## [REQUIREMENTS]
Seek out every line containing the word "this", and copy each.

## [SUPPLIED MATERIAL]
◇ ◇ ◇ ◇

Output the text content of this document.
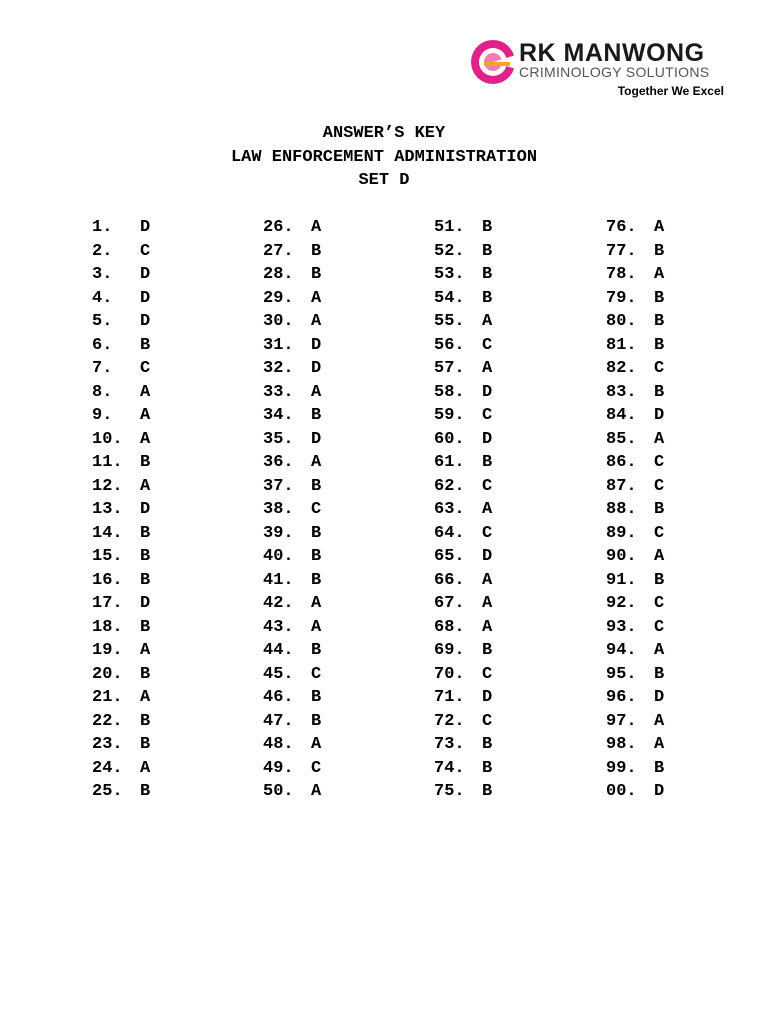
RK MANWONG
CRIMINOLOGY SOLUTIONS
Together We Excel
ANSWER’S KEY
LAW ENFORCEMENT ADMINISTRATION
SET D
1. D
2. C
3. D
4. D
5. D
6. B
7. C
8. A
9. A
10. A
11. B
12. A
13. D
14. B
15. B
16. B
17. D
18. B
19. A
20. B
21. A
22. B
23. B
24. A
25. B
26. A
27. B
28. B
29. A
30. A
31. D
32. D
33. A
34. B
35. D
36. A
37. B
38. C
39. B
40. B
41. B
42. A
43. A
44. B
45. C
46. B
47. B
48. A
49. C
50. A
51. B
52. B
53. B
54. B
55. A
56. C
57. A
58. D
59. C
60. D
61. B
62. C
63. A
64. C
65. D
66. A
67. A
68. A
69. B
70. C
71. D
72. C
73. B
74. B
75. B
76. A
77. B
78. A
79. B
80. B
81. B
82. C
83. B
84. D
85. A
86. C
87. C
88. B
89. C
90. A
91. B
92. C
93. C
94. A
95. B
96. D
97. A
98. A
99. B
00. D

◇ ◇ ◇ ◇

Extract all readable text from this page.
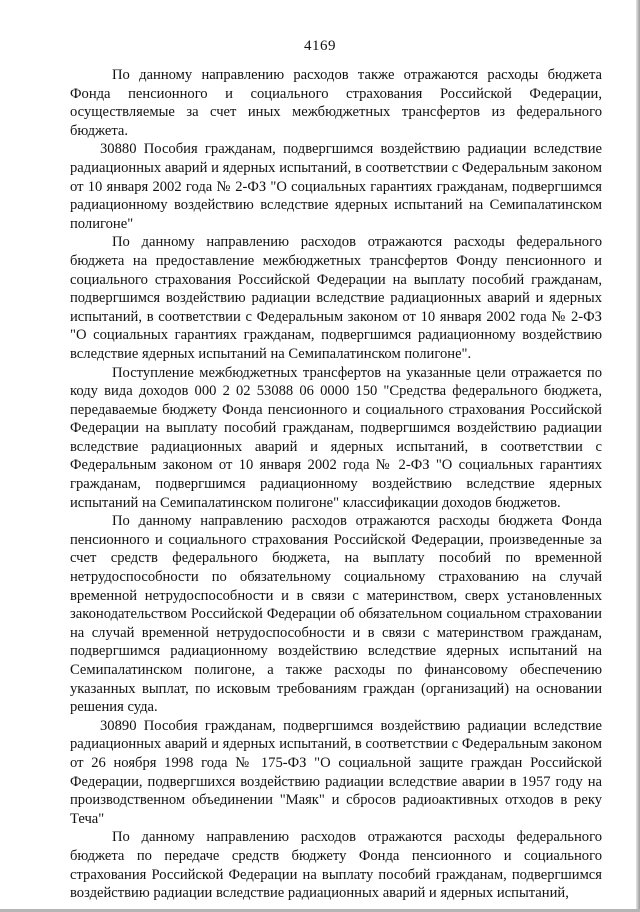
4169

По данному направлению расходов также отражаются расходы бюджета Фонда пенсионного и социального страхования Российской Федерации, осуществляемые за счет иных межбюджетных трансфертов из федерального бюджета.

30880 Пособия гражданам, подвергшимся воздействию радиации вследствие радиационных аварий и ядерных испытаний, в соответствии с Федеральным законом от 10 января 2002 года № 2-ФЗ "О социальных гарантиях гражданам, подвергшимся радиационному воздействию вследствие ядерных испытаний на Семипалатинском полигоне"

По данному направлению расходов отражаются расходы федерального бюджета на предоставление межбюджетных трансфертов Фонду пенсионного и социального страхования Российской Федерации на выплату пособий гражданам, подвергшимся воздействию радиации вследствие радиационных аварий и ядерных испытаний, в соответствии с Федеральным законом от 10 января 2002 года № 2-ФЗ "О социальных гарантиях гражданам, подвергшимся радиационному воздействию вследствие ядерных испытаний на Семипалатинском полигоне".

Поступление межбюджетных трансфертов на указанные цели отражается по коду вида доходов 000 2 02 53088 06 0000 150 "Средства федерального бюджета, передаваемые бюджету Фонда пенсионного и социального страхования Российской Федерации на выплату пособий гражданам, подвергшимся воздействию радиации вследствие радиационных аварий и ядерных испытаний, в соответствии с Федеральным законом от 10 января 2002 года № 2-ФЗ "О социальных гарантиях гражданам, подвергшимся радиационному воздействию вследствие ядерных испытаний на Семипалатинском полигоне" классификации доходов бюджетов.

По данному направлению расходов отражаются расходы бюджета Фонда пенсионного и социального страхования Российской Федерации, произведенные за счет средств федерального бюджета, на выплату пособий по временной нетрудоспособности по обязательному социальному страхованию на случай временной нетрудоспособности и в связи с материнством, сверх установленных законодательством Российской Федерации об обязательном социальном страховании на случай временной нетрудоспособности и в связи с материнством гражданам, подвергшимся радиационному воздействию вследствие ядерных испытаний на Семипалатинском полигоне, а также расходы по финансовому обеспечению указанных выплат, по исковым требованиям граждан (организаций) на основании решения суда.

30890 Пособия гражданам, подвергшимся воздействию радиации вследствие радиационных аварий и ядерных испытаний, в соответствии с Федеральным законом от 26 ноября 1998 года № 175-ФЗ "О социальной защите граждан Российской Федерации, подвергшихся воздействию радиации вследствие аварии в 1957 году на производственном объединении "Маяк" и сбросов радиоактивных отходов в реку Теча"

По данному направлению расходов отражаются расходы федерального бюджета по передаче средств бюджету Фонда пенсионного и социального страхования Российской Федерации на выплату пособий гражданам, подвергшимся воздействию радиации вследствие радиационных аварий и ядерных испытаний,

◇ ◇ ◇ ◇

## [WRITTEN RESPONSE]
Output the text content of this document.
Extract all readable text from this page.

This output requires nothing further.